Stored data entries

|---|

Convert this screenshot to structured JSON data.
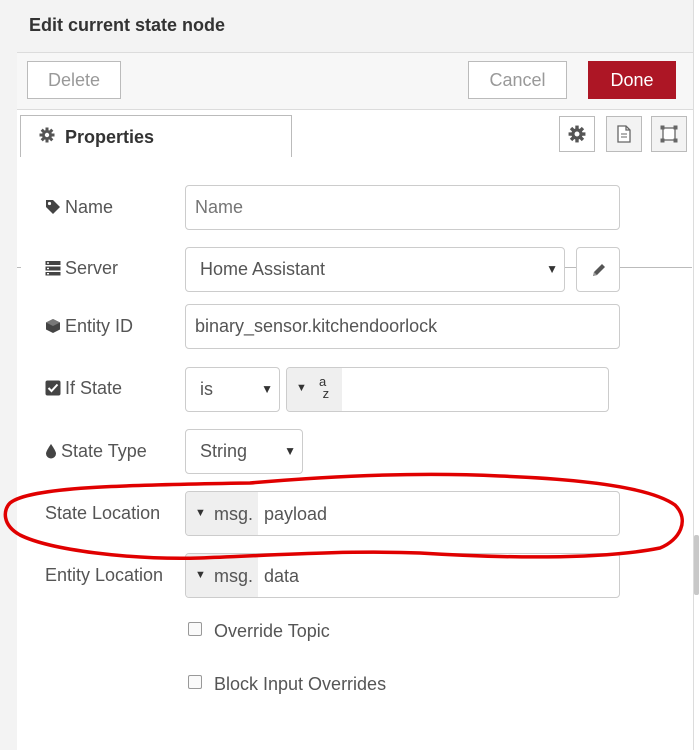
{
  "tray": {
    "title": "Edit current state node",
    "buttons": {
      "delete": "Delete",
      "cancel": "Cancel",
      "done": "Done"
    },
    "accent_color": "#ad1625"
  },
  "tabs": {
    "properties": "Properties",
    "icons": [
      "gear-icon",
      "document-icon",
      "frame-icon"
    ]
  },
  "fields": {
    "name": {
      "label": "Name",
      "placeholder": "Name",
      "value": ""
    },
    "server": {
      "label": "Server",
      "value": "Home Assistant"
    },
    "entity_id": {
      "label": "Entity ID",
      "value": "binary_sensor.kitchendoorlock"
    },
    "if_state": {
      "label": "If State",
      "operator": "is",
      "type_label": "a z",
      "value": ""
    },
    "state_type": {
      "label": "State Type",
      "value": "String"
    },
    "state_location": {
      "label": "State Location",
      "type": "msg.",
      "value": "payload"
    },
    "entity_location": {
      "label": "Entity Location",
      "type": "msg.",
      "value": "data"
    }
  },
  "checkboxes": {
    "override_topic": {
      "label": "Override Topic",
      "checked": false
    },
    "block_input_overrides": {
      "label": "Block Input Overrides",
      "checked": false
    }
  },
  "annotation": {
    "color": "#e00000",
    "shape": "freehand ellipse around State Location"
  }
}
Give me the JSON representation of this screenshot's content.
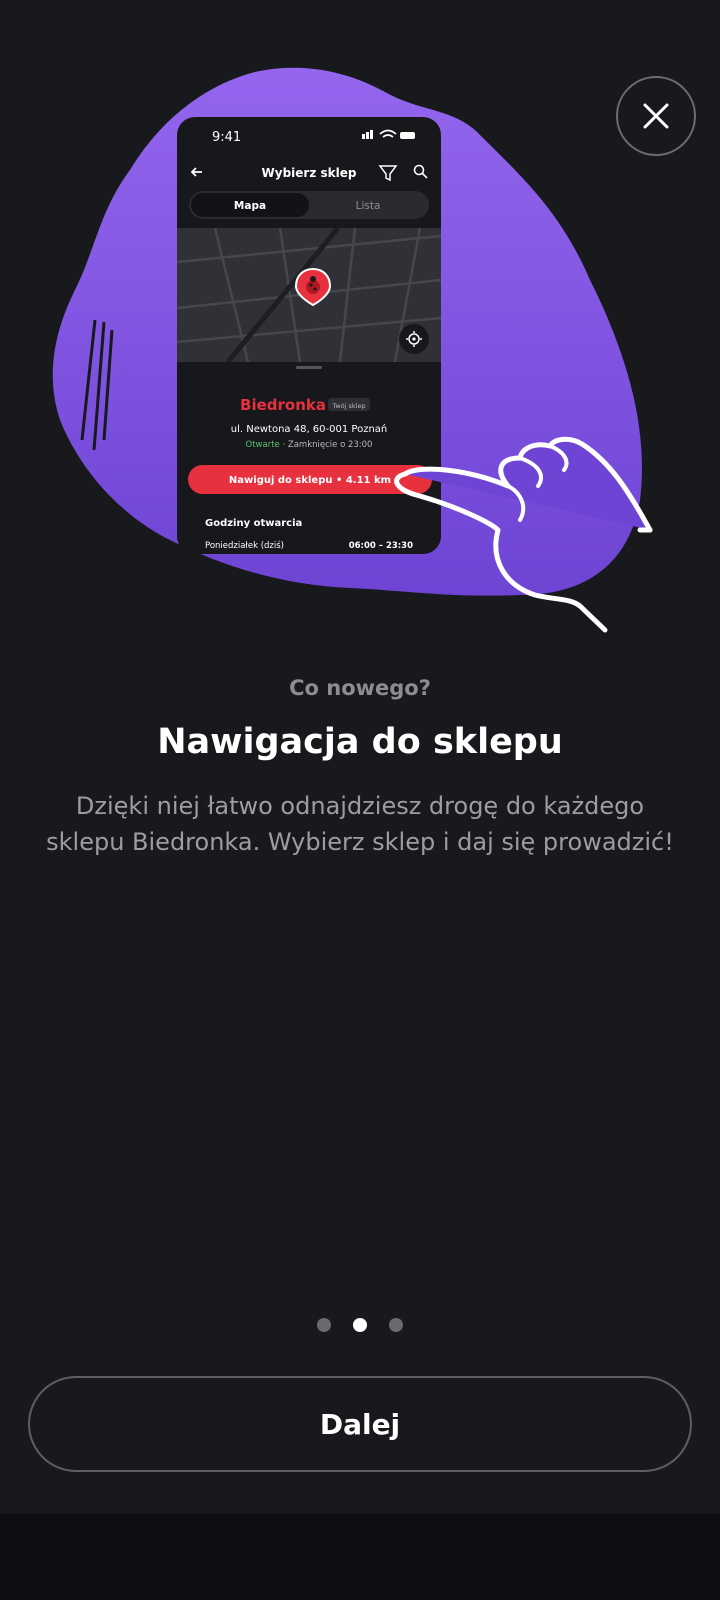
{
  "colors": {
    "background": "#18191d",
    "blob": "#8a5ce6",
    "accent_red": "#e8313f",
    "muted_text": "#9c9da3"
  },
  "illustration": {
    "phone": {
      "time": "9:41",
      "header_title": "Wybierz sklep",
      "tabs": [
        "Mapa",
        "Lista"
      ],
      "store_name": "Biedronka",
      "store_badge": "Twój sklep",
      "address": "ul. Newtona 48, 60-001 Poznań",
      "status_open": "Otwarte",
      "status_rest": " · Zamknięcie o 23:00",
      "navigate_button": "Nawiguj do sklepu • 4.11 km",
      "hours_title": "Godziny otwarcia",
      "hours_day": "Poniedziałek (dziś)",
      "hours_value": "06:00 – 23:30"
    }
  },
  "content": {
    "kicker": "Co nowego?",
    "title": "Nawigacja do sklepu",
    "description": "Dzięki niej łatwo odnajdziesz drogę do każdego sklepu Biedronka. Wybierz sklep i daj się prowadzić!"
  },
  "pagination": {
    "total": 3,
    "active": 2
  },
  "next_button_label": "Dalej",
  "icons": [
    "close-icon",
    "back-arrow-icon",
    "filter-icon",
    "search-icon",
    "map-pin-icon",
    "locate-icon",
    "hand-pointer-icon"
  ]
}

|---|

CHALLENGE> Return the entries unchanged, save for the pictures, which do not belong in the copy.

RESULT OF THIS TASK>
Convert this screenshot to structured JSON data.
{
  "tray": {
    "title": "Edit current state node",
    "buttons": {
      "delete": "Delete",
      "cancel": "Cancel",
      "done": "Done"
    },
    "accent_color": "#ad1625"
  },
  "tabs": {
    "properties": "Properties",
    "icons": [
      "gear-icon",
      "document-icon",
      "frame-icon"
    ]
  },
  "fields": {
    "name": {
      "label": "Name",
      "placeholder": "Name",
      "value": ""
    },
    "server": {
      "label": "Server",
      "value": "Home Assistant"
    },
    "entity_id": {
      "label": "Entity ID",
      "value": "binary_sensor.kitchendoorlock"
    },
    "if_state": {
      "label": "If State",
      "operator": "is",
      "type_label": "a z",
      "value": ""
    },
    "state_type": {
      "label": "State Type",
      "value": "String"
    },
    "state_location": {
      "label": "State Location",
      "type": "msg.",
      "value": "payload"
    },
    "entity_location": {
      "label": "Entity Location",
      "type": "msg.",
      "value": "data"
    }
  },
  "checkboxes": {
    "override_topic": {
      "label": "Override Topic",
      "checked": false
    },
    "block_input_overrides": {
      "label": "Block Input Overrides",
      "checked": false
    }
  },
  "annotation": {
    "color": "#e00000",
    "shape": "freehand ellipse around State Location"
  }
}
Give me the JSON representation of this screenshot's content.
{
  "colors": {
    "background": "#18191d",
    "blob": "#8a5ce6",
    "accent_red": "#e8313f",
    "muted_text": "#9c9da3"
  },
  "illustration": {
    "phone": {
      "time": "9:41",
      "header_title": "Wybierz sklep",
      "tabs": [
        "Mapa",
        "Lista"
      ],
      "store_name": "Biedronka",
      "store_badge": "Twój sklep",
      "address": "ul. Newtona 48, 60-001 Poznań",
      "status_open": "Otwarte",
      "status_rest": " · Zamknięcie o 23:00",
      "navigate_button": "Nawiguj do sklepu • 4.11 km",
      "hours_title": "Godziny otwarcia",
      "hours_day": "Poniedziałek (dziś)",
      "hours_value": "06:00 – 23:30"
    }
  },
  "content": {
    "kicker": "Co nowego?",
    "title": "Nawigacja do sklepu",
    "description": "Dzięki niej łatwo odnajdziesz drogę do każdego sklepu Biedronka. Wybierz sklep i daj się prowadzić!"
  },
  "pagination": {
    "total": 3,
    "active": 2
  },
  "next_button_label": "Dalej",
  "icons": [
    "close-icon",
    "back-arrow-icon",
    "filter-icon",
    "search-icon",
    "map-pin-icon",
    "locate-icon",
    "hand-pointer-icon"
  ]
}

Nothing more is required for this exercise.